Count how many lines hold the string "color", and give only that number.

-- start of Data extract --

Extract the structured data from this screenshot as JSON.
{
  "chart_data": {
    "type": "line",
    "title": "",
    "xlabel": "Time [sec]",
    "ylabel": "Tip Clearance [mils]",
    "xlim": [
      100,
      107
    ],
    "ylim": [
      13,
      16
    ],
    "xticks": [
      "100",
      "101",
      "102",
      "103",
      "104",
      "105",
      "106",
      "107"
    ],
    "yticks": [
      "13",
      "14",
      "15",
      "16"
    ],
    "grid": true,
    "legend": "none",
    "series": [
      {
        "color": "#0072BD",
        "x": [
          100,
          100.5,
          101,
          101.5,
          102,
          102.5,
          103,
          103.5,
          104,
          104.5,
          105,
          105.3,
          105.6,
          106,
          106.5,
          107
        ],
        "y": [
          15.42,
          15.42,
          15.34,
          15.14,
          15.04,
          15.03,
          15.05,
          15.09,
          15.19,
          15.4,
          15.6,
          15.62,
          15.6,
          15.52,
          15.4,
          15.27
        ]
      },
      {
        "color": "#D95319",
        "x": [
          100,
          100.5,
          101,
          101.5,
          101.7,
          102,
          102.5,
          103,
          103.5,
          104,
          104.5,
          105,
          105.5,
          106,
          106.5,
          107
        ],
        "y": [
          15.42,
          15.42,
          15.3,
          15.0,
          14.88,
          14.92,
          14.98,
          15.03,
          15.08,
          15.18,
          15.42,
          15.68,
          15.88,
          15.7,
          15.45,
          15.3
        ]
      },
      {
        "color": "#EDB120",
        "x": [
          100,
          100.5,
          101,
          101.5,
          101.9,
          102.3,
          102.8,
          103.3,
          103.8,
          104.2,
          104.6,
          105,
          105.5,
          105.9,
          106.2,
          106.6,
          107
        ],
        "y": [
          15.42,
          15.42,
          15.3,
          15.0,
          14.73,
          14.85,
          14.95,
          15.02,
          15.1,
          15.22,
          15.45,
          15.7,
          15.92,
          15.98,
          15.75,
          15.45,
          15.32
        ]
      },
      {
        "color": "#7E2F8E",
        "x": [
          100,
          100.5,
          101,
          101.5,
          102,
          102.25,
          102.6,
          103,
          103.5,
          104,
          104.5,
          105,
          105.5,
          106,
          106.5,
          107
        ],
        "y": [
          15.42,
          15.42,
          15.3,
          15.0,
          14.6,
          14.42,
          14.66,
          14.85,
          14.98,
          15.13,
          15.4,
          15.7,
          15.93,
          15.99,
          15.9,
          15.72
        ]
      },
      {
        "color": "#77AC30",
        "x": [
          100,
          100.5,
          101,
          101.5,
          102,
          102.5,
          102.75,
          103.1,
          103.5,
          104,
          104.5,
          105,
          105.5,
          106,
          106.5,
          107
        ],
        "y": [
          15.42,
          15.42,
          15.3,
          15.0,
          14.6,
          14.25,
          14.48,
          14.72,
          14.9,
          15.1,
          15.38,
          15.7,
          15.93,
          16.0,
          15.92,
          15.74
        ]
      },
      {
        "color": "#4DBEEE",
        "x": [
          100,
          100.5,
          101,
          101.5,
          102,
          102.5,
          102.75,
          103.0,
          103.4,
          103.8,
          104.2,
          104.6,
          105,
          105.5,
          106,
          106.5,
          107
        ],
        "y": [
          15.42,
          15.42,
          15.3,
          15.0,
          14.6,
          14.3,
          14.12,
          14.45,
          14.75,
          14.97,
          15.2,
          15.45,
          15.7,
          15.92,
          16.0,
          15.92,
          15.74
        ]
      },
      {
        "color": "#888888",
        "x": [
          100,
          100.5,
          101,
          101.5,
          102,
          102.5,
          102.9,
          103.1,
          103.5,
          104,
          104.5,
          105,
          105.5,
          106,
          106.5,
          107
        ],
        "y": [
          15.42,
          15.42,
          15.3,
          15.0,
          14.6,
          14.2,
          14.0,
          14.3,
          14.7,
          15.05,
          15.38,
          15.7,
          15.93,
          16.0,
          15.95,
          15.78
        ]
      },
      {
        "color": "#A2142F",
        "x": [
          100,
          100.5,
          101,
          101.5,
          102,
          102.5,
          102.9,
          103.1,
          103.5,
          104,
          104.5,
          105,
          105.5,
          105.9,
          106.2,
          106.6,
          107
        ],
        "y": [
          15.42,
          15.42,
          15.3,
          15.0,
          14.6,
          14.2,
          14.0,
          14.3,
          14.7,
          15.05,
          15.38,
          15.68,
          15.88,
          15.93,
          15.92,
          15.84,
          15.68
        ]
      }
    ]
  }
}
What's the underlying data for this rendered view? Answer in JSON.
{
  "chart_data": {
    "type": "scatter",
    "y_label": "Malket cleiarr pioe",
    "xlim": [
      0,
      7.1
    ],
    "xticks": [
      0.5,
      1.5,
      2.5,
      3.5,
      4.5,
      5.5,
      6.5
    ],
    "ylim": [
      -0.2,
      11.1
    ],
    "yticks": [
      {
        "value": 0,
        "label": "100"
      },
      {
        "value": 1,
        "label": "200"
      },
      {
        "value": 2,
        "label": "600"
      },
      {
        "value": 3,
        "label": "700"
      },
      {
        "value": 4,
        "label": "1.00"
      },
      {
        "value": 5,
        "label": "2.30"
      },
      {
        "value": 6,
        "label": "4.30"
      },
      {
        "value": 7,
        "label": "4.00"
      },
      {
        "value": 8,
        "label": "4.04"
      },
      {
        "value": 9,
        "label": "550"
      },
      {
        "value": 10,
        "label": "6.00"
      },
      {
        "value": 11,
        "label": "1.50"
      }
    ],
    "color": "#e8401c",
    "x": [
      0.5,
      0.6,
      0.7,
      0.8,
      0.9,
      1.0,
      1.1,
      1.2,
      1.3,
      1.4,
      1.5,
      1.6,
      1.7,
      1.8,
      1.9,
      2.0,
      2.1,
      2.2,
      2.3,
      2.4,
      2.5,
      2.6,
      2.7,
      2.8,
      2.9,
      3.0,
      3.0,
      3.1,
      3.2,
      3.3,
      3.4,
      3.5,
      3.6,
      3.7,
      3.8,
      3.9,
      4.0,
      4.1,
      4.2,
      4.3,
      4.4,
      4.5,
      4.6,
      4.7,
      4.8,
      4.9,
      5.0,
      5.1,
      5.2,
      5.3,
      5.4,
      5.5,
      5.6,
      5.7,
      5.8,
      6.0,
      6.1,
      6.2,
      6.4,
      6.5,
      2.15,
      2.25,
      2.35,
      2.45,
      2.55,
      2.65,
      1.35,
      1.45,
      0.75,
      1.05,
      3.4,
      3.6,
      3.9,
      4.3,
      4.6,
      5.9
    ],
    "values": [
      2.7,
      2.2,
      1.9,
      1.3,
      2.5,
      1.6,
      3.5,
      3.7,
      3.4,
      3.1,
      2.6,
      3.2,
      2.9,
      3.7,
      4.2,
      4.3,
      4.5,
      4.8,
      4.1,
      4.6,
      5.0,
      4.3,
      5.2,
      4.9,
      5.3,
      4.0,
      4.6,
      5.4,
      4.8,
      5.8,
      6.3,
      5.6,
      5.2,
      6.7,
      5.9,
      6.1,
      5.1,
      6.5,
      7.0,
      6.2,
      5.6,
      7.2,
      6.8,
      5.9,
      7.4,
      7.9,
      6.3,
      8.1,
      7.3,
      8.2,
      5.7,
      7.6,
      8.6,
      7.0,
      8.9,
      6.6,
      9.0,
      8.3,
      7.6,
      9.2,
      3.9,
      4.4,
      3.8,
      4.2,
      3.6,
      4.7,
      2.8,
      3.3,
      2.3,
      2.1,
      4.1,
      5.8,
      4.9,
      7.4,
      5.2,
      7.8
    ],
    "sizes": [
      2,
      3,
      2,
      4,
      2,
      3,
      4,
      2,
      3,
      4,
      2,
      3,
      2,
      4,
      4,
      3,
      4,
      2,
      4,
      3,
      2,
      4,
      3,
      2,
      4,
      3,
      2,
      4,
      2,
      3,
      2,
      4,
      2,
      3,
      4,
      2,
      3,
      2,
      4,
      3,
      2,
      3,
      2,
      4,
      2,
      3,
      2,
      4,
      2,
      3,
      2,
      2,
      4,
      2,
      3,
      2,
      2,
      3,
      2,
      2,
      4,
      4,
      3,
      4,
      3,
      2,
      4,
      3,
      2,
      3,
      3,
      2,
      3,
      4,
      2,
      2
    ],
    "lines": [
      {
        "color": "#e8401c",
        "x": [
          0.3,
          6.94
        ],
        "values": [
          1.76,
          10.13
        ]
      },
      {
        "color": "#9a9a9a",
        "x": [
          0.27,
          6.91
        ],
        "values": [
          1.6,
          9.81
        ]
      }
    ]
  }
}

-- end of Data extract --

• [Output below]
11